** Exercise objective **
Lines containing the word "Anti" are the ones to copy from the records below.
----
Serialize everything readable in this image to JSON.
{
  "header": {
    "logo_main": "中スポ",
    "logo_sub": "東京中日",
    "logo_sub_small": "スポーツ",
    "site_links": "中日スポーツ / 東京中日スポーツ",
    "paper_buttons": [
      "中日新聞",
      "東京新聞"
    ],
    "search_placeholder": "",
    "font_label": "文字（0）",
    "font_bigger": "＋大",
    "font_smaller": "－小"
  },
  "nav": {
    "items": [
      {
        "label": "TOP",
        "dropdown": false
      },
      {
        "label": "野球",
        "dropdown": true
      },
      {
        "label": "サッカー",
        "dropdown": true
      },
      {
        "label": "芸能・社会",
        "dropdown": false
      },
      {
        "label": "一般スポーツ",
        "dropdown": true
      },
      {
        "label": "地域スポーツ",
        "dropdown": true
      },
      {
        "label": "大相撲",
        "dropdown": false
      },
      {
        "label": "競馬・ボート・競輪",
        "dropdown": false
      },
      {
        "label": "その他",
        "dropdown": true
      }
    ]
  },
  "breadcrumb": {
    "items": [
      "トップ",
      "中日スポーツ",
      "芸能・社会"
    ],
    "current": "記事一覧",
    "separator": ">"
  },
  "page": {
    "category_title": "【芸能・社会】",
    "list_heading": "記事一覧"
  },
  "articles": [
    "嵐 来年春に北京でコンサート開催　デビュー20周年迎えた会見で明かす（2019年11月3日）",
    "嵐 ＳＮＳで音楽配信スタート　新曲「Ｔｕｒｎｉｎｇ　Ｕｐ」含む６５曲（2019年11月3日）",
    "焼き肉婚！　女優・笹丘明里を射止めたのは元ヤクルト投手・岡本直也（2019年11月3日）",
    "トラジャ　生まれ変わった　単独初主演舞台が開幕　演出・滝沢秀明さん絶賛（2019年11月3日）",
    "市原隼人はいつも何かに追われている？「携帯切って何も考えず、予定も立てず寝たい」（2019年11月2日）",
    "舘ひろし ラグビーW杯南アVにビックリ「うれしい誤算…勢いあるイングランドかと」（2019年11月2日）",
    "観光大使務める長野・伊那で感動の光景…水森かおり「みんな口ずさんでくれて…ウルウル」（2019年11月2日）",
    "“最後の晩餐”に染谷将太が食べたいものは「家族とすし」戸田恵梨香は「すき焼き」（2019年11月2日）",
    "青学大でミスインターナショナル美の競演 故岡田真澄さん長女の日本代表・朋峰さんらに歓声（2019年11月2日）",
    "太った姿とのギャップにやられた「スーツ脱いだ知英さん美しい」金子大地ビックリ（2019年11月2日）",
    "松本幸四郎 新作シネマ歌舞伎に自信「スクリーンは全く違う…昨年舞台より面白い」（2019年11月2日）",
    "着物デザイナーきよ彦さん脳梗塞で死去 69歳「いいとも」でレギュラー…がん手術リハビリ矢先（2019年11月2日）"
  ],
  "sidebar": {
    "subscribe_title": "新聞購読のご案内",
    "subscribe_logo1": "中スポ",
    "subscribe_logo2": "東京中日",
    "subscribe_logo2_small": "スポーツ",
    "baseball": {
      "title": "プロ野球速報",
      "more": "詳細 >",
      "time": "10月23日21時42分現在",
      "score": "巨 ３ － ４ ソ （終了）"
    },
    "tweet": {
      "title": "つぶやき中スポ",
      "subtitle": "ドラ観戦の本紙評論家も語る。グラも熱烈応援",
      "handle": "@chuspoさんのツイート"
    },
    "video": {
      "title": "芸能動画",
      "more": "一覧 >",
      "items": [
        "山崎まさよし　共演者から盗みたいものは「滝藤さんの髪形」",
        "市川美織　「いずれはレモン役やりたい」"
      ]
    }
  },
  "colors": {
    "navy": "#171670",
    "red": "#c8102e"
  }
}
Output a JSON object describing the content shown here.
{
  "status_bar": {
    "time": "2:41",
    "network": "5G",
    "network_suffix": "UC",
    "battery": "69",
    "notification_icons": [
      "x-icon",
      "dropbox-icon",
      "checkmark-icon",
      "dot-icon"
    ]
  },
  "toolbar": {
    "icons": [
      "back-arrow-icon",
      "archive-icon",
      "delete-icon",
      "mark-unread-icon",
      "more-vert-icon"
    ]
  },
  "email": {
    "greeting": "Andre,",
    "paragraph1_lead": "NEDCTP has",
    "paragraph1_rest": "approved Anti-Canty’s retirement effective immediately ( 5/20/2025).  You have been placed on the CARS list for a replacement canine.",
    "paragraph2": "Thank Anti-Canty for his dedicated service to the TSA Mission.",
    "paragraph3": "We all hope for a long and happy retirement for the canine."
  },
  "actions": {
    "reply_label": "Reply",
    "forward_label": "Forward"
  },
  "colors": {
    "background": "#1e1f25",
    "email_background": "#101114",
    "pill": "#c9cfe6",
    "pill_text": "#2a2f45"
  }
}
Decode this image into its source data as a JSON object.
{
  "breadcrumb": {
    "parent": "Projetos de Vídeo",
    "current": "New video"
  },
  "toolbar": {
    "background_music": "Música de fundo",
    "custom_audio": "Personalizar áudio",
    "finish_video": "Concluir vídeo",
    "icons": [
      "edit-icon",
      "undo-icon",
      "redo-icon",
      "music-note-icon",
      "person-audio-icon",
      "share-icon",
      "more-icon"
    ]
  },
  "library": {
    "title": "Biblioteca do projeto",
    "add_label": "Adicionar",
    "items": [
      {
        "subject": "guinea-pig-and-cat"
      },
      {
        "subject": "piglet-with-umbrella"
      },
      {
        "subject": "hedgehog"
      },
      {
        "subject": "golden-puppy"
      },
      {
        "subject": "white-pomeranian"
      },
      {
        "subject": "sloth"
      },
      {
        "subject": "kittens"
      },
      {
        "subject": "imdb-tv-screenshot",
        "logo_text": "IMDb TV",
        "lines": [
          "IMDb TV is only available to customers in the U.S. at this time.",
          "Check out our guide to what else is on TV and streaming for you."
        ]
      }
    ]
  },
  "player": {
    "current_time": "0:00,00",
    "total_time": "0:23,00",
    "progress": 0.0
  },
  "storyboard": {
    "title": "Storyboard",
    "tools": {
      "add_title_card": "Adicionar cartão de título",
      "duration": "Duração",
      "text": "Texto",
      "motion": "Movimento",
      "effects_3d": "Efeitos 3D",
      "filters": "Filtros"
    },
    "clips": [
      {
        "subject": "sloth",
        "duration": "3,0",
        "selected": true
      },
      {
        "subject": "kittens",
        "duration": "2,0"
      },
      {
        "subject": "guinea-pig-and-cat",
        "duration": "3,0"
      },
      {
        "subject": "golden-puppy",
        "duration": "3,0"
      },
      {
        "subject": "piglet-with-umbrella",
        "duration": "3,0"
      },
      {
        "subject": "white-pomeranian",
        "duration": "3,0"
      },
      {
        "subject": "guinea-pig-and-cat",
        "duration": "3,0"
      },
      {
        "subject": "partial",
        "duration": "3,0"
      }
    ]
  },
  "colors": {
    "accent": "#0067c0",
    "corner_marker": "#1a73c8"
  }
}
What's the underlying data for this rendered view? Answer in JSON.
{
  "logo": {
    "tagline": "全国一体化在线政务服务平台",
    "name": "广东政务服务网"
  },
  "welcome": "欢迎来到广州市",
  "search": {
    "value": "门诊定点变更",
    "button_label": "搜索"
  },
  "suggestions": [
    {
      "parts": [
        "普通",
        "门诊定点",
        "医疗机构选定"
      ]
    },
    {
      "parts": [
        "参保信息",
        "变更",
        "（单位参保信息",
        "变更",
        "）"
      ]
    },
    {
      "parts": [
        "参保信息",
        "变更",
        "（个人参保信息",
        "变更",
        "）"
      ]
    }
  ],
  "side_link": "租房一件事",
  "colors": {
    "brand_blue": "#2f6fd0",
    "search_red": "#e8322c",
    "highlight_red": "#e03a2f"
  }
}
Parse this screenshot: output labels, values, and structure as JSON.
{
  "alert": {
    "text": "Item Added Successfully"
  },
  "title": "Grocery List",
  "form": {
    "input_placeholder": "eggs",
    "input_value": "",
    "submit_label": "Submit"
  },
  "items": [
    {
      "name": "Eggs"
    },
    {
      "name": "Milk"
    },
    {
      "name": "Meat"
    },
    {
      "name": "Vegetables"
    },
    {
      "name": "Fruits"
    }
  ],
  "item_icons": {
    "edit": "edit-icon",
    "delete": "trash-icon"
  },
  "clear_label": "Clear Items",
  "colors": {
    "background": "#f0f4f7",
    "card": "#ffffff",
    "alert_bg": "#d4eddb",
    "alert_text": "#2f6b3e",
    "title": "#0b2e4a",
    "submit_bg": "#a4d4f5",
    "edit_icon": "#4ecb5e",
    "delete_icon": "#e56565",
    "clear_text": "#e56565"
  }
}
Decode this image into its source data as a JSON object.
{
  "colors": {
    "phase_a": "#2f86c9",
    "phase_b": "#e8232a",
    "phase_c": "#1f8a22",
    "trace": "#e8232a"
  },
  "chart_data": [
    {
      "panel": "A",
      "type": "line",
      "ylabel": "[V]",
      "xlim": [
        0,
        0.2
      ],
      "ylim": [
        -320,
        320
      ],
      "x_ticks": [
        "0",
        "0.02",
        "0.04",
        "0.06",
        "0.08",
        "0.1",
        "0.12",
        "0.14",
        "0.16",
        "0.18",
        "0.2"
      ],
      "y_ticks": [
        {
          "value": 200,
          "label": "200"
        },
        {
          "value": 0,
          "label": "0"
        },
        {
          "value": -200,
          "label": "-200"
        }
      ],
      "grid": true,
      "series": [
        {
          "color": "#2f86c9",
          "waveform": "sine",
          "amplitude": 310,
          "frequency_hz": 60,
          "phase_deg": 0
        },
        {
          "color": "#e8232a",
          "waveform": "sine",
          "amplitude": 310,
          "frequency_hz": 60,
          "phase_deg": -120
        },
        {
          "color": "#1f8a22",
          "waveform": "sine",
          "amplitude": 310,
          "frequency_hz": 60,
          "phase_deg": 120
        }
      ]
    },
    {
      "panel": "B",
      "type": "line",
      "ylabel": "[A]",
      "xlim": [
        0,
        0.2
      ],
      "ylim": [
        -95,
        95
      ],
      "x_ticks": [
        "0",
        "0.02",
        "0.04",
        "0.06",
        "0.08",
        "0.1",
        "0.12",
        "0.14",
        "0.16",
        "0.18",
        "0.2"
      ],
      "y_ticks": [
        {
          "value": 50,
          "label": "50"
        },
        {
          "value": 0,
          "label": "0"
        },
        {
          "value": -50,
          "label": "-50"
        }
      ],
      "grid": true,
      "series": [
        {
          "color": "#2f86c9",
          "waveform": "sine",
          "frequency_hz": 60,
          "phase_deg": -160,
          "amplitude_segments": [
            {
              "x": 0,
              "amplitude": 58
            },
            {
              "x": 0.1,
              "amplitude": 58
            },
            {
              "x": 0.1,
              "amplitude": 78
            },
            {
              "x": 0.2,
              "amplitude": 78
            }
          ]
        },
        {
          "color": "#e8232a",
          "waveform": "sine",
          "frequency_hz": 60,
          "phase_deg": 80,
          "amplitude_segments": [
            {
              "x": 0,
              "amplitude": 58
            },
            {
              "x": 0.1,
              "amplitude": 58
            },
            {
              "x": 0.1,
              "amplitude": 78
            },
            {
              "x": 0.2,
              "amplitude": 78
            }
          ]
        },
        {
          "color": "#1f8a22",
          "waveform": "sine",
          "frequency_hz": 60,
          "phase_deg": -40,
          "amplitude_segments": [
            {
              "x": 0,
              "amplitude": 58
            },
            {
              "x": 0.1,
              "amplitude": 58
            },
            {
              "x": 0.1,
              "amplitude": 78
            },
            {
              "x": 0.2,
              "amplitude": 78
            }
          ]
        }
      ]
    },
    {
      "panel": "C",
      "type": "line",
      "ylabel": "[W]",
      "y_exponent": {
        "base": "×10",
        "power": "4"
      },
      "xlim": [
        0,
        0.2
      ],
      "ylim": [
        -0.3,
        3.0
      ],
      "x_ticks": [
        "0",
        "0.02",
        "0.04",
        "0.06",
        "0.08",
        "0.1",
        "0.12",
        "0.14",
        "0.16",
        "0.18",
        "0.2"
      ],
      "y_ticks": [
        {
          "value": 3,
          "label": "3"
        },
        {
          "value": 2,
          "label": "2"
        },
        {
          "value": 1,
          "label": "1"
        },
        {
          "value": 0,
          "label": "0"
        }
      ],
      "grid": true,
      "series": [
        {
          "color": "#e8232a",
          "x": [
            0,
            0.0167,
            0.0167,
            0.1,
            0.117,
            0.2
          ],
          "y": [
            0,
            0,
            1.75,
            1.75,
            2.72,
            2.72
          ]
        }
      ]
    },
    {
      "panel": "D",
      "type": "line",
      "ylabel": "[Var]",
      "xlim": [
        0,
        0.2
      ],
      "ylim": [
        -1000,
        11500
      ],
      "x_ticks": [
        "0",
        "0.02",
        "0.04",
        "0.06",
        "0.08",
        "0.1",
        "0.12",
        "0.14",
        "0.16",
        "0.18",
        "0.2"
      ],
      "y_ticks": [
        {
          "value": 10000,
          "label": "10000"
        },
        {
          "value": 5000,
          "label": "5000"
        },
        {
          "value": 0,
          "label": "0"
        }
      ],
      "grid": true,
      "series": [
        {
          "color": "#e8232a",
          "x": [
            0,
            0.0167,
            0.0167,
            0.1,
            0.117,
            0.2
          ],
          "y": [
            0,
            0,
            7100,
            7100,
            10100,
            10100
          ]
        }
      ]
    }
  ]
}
----
** The solution **
    "paragraph1_rest": "approved Anti-Canty’s retirement effective immediately ( 5/20/2025).  You have been placed on the CARS list for a replacement canine.",
    "paragraph2": "Thank Anti-Canty for his dedicated service to the TSA Mission.",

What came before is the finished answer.